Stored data
^^^^^^^^^^^^^^^^
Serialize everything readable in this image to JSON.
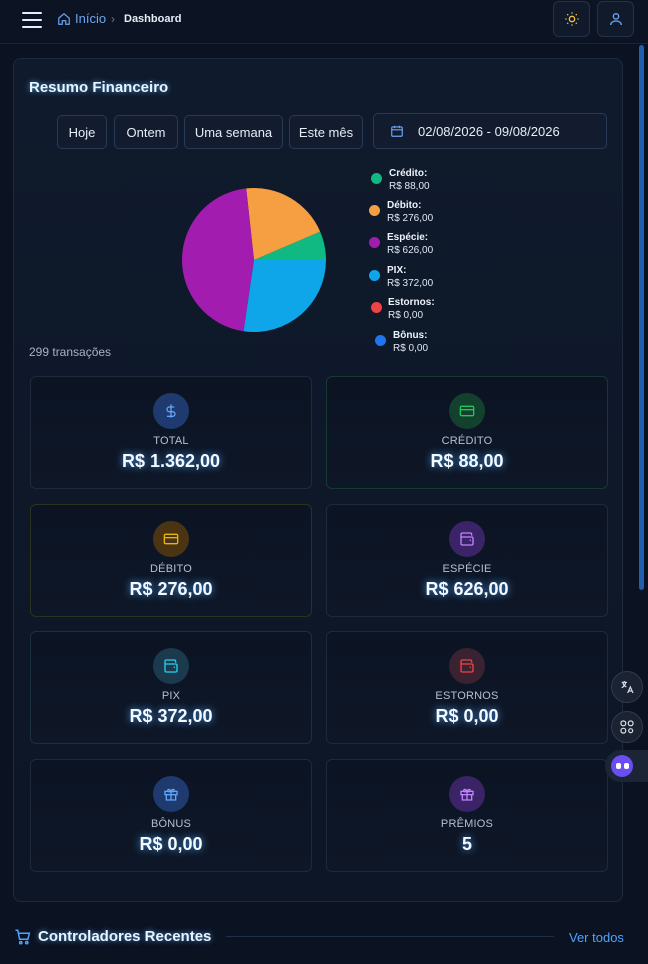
{
  "header": {
    "breadcrumb_home": "Início",
    "breadcrumb_current": "Dashboard"
  },
  "summary": {
    "title": "Resumo Financeiro",
    "filters": [
      "Hoje",
      "Ontem",
      "Uma semana",
      "Este mês"
    ],
    "date_range": "02/08/2026 - 09/08/2026",
    "transactions": "299 transações"
  },
  "chart_data": {
    "type": "pie",
    "labels": [
      "Crédito",
      "Débito",
      "Espécie",
      "PIX",
      "Estornos",
      "Bônus"
    ],
    "values": [
      88.0,
      276.0,
      626.0,
      372.0,
      0.0,
      0.0
    ],
    "colors": [
      "#10b981",
      "#f59e42",
      "#a21caf",
      "#0ea5e9",
      "#ef4444",
      "#1d75f0"
    ],
    "legend_labels": [
      "Crédito:",
      "Débito:",
      "Espécie:",
      "PIX:",
      "Estornos:",
      "Bônus:"
    ],
    "legend_values": [
      "R$ 88,00",
      "R$ 276,00",
      "R$ 626,00",
      "R$ 372,00",
      "R$ 0,00",
      "R$ 0,00"
    ],
    "legend_position": "right"
  },
  "stats": [
    {
      "label": "TOTAL",
      "value": "R$ 1.362,00",
      "icon": "dollar-icon",
      "color": "#60a5fa"
    },
    {
      "label": "CRÉDITO",
      "value": "R$ 88,00",
      "icon": "credit-card-icon",
      "color": "#22c55e"
    },
    {
      "label": "DÉBITO",
      "value": "R$ 276,00",
      "icon": "debit-card-icon",
      "color": "#eab308"
    },
    {
      "label": "ESPÉCIE",
      "value": "R$ 626,00",
      "icon": "wallet-icon",
      "color": "#c084fc"
    },
    {
      "label": "PIX",
      "value": "R$ 372,00",
      "icon": "wallet-icon",
      "color": "#22d3ee"
    },
    {
      "label": "ESTORNOS",
      "value": "R$ 0,00",
      "icon": "wallet-icon",
      "color": "#ef4444"
    },
    {
      "label": "BÔNUS",
      "value": "R$ 0,00",
      "icon": "gift-icon",
      "color": "#60a5fa"
    },
    {
      "label": "PRÊMIOS",
      "value": "5",
      "icon": "gift-icon",
      "color": "#c084fc"
    }
  ],
  "recent": {
    "title": "Controladores Recentes",
    "see_all": "Ver todos"
  }
}
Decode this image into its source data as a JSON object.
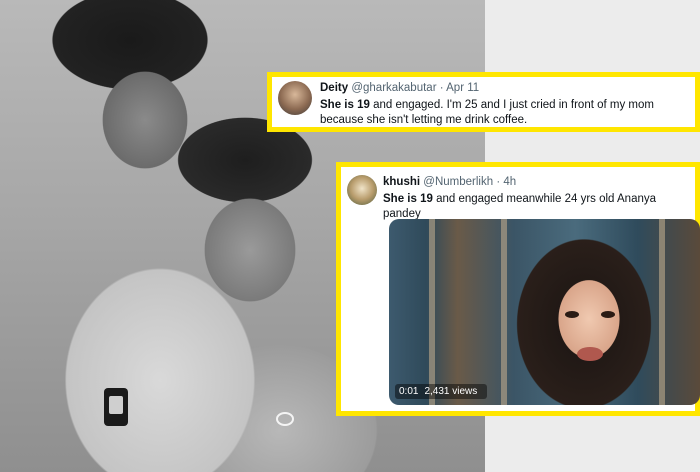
^^^^^^^^^^^^^^^^
**THE TASK**
Leave the images out, please, and restate each line word for word.

**SOLUTION TO THE PROBLEM**
Serialize everything readable in this image to JSON.
{
  "header": {
    "breadcrumb_home": "Início",
    "breadcrumb_current": "Dashboard"
  },
  "summary": {
    "title": "Resumo Financeiro",
    "filters": [
      "Hoje",
      "Ontem",
      "Uma semana",
      "Este mês"
    ],
    "date_range": "02/08/2026 - 09/08/2026",
    "transactions": "299 transações"
  },
  "chart_data": {
    "type": "pie",
    "labels": [
      "Crédito",
      "Débito",
      "Espécie",
      "PIX",
      "Estornos",
      "Bônus"
    ],
    "values": [
      88.0,
      276.0,
      626.0,
      372.0,
      0.0,
      0.0
    ],
    "colors": [
      "#10b981",
      "#f59e42",
      "#a21caf",
      "#0ea5e9",
      "#ef4444",
      "#1d75f0"
    ],
    "legend_labels": [
      "Crédito:",
      "Débito:",
      "Espécie:",
      "PIX:",
      "Estornos:",
      "Bônus:"
    ],
    "legend_values": [
      "R$ 88,00",
      "R$ 276,00",
      "R$ 626,00",
      "R$ 372,00",
      "R$ 0,00",
      "R$ 0,00"
    ],
    "legend_position": "right"
  },
  "stats": [
    {
      "label": "TOTAL",
      "value": "R$ 1.362,00",
      "icon": "dollar-icon",
      "color": "#60a5fa"
    },
    {
      "label": "CRÉDITO",
      "value": "R$ 88,00",
      "icon": "credit-card-icon",
      "color": "#22c55e"
    },
    {
      "label": "DÉBITO",
      "value": "R$ 276,00",
      "icon": "debit-card-icon",
      "color": "#eab308"
    },
    {
      "label": "ESPÉCIE",
      "value": "R$ 626,00",
      "icon": "wallet-icon",
      "color": "#c084fc"
    },
    {
      "label": "PIX",
      "value": "R$ 372,00",
      "icon": "wallet-icon",
      "color": "#22d3ee"
    },
    {
      "label": "ESTORNOS",
      "value": "R$ 0,00",
      "icon": "wallet-icon",
      "color": "#ef4444"
    },
    {
      "label": "BÔNUS",
      "value": "R$ 0,00",
      "icon": "gift-icon",
      "color": "#60a5fa"
    },
    {
      "label": "PRÊMIOS",
      "value": "5",
      "icon": "gift-icon",
      "color": "#c084fc"
    }
  ],
  "recent": {
    "title": "Controladores Recentes",
    "see_all": "Ver todos"
  }
}
Decode this image into its source data as a JSON object.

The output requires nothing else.